__What is expected__: Leave out the pictures and copy each record below exactly.

__Stored entries__:
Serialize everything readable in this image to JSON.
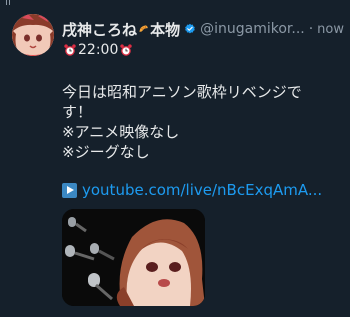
{
  "tweet": {
    "display_name": "戌神ころね",
    "display_name_suffix": "本物",
    "handle": "@inugamikor...",
    "separator": "·",
    "timestamp": "now",
    "time_line": "22:00",
    "body_lines": [
      "今日は昭和アニソン歌枠リベンジで",
      "す！",
      "※アニメ映像なし",
      "※ジーグなし"
    ],
    "link_text": "youtube.com/live/nBcExqAmA..."
  },
  "icons": {
    "avatar": "avatar-image",
    "croissant": "croissant-emoji-icon",
    "verified": "verified-badge-icon",
    "alarm": "alarm-clock-emoji-icon",
    "play": "play-button-emoji-icon"
  },
  "colors": {
    "background": "#15202b",
    "text": "#e7e9ea",
    "muted": "#8b98a5",
    "link": "#1d9bf0",
    "verified": "#1d9bf0"
  }
}
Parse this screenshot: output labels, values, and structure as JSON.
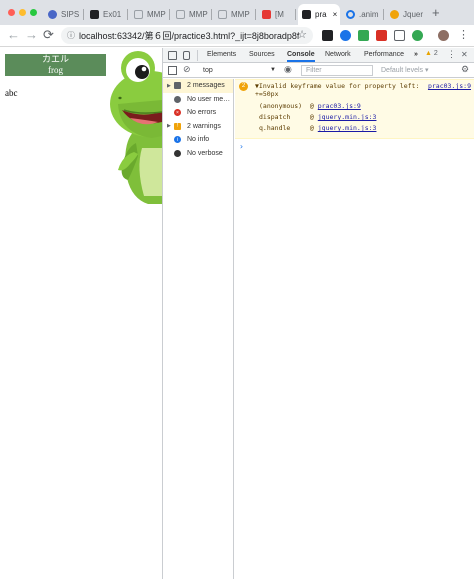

__Answer to this exercise__:
Serialize everything readable in this image to JSON.
{
  "tweet": {
    "display_name": "戌神ころね",
    "display_name_suffix": "本物",
    "handle": "@inugamikor...",
    "separator": "·",
    "timestamp": "now",
    "time_line": "22:00",
    "body_lines": [
      "今日は昭和アニソン歌枠リベンジで",
      "す！",
      "※アニメ映像なし",
      "※ジーグなし"
    ],
    "link_text": "youtube.com/live/nBcExqAmA..."
  },
  "icons": {
    "avatar": "avatar-image",
    "croissant": "croissant-emoji-icon",
    "verified": "verified-badge-icon",
    "alarm": "alarm-clock-emoji-icon",
    "play": "play-button-emoji-icon"
  },
  "colors": {
    "background": "#15202b",
    "text": "#e7e9ea",
    "muted": "#8b98a5",
    "link": "#1d9bf0",
    "verified": "#1d9bf0"
  }
}
Parse this screenshot: output labels, values, and structure as JSON.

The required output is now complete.